- LISTED ENTRIES -
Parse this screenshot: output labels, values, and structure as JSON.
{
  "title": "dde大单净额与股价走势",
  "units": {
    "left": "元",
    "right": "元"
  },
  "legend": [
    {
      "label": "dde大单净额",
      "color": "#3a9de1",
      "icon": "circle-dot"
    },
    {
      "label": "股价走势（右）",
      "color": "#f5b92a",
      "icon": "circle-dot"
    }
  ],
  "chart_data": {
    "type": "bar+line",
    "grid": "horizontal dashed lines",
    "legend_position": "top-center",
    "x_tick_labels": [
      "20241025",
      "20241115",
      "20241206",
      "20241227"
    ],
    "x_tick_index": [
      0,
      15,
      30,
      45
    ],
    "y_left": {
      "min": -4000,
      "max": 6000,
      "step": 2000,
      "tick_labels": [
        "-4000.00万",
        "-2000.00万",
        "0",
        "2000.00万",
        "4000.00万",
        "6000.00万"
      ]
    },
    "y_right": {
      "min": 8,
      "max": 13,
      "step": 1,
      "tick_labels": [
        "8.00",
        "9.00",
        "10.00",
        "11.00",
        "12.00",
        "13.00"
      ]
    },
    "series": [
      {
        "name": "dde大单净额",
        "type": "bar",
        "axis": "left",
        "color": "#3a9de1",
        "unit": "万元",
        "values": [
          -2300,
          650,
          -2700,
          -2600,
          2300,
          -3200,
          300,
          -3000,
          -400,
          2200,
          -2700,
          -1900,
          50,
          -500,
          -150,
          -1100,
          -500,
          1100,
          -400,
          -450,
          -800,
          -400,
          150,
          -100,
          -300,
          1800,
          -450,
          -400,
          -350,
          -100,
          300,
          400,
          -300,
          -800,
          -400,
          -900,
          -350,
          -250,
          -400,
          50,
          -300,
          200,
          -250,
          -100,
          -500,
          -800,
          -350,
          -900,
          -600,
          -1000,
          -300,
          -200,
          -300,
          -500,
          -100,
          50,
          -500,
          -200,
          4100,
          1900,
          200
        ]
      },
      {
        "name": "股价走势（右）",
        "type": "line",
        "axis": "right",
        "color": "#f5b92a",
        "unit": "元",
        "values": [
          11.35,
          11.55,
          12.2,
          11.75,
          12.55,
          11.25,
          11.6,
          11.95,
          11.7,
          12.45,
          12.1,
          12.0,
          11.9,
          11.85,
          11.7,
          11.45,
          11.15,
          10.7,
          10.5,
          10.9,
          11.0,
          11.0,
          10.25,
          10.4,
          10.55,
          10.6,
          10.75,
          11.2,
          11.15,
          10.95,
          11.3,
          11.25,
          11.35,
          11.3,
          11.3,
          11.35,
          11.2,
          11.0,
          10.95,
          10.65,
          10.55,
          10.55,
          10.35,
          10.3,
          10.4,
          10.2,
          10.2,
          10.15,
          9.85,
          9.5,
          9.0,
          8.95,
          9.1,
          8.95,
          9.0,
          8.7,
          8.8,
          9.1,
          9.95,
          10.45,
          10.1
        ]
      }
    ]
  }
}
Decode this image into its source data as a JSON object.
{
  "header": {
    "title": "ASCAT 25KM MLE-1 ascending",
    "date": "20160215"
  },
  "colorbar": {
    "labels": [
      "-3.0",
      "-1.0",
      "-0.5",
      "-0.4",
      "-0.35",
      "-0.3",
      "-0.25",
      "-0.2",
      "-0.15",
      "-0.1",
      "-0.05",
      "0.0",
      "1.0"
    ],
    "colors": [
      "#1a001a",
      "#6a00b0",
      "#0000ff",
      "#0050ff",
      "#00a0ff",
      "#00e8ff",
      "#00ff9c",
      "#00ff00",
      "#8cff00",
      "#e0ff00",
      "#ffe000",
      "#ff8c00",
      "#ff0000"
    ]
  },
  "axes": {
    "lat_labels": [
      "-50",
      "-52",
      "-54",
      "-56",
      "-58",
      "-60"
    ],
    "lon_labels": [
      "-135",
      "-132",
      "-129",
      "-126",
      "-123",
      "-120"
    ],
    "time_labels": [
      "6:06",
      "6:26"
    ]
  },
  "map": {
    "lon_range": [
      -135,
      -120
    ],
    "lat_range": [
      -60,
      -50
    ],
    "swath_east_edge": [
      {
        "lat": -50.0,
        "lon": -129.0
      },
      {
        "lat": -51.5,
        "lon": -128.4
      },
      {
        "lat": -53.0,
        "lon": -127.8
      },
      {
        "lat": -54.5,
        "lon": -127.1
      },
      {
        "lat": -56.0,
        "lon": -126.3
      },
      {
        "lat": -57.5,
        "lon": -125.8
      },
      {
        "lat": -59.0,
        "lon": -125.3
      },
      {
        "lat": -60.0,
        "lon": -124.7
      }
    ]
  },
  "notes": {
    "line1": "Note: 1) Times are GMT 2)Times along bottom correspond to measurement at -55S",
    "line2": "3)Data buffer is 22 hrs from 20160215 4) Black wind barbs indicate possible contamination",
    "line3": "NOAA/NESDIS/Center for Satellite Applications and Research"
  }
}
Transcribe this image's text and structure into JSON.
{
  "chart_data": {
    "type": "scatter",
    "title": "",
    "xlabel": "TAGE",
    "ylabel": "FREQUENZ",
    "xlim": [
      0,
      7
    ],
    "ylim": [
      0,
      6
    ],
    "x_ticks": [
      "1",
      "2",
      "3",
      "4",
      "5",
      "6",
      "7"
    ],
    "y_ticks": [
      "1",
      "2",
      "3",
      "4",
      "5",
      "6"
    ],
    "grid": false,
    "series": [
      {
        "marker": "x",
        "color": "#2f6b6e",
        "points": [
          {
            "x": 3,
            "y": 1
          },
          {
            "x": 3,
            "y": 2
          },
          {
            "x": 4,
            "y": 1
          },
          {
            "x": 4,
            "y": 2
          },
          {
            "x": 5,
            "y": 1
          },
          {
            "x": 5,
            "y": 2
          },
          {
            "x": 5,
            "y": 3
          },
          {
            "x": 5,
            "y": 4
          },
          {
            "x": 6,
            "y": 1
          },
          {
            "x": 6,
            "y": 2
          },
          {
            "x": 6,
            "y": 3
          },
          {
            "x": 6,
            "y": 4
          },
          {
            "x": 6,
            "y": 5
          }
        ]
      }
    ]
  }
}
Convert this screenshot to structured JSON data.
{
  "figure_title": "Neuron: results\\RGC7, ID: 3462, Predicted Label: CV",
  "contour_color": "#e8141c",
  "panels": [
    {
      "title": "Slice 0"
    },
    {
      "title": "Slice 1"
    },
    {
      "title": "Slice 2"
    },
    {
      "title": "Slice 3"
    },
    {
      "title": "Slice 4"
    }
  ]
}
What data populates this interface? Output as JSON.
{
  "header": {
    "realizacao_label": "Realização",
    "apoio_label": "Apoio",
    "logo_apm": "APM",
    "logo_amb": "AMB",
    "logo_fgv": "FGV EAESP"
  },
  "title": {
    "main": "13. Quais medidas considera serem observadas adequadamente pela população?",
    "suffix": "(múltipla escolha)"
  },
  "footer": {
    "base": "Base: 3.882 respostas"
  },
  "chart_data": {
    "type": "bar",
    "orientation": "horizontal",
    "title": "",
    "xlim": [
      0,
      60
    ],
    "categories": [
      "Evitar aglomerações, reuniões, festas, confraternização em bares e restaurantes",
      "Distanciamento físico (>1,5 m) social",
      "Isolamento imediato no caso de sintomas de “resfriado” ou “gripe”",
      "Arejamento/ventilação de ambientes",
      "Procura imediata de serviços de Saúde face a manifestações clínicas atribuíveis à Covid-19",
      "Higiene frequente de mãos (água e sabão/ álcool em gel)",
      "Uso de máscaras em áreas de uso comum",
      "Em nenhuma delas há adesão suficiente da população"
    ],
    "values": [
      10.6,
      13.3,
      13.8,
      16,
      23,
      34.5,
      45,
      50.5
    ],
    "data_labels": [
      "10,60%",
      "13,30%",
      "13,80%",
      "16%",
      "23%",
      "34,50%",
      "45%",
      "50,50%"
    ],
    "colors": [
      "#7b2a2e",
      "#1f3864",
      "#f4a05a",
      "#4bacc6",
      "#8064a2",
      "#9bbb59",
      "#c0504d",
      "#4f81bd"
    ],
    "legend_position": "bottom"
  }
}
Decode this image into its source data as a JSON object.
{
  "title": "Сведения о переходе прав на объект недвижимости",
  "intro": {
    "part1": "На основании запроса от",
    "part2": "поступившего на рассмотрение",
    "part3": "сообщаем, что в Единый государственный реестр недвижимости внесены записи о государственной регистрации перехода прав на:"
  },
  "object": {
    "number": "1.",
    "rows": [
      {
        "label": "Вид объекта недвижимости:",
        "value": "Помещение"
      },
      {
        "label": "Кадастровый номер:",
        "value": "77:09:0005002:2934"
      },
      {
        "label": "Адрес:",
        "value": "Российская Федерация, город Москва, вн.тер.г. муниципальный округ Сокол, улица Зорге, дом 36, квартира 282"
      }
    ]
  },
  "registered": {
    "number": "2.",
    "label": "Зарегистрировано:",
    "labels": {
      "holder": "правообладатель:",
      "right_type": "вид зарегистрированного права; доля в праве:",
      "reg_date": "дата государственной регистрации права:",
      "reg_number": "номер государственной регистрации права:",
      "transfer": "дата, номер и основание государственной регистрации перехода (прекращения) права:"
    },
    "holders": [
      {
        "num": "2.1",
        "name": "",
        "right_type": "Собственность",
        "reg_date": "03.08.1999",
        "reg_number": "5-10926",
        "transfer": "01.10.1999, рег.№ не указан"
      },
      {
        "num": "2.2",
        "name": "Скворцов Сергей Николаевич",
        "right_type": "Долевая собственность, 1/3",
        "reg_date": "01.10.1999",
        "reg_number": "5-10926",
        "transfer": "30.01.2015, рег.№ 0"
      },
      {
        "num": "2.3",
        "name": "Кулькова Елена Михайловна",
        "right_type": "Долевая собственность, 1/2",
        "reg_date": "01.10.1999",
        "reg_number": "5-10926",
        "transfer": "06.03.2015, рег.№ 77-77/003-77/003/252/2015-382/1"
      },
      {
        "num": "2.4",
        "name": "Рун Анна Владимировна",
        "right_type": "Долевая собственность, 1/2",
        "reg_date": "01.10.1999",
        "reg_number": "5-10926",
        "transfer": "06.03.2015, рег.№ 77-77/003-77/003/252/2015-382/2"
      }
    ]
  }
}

- EXERCISE BRIEF -
Track down every line of the material containing the string "недвижимости", and copy it.

- TASK ANSWER -
  "title": "Сведения о переходе прав на объект недвижимости",
    "part3": "сообщаем, что в Единый государственный реестр недвижимости внесены записи о государственной регистрации перехода прав на:"
        "label": "Вид объекта недвижимости:",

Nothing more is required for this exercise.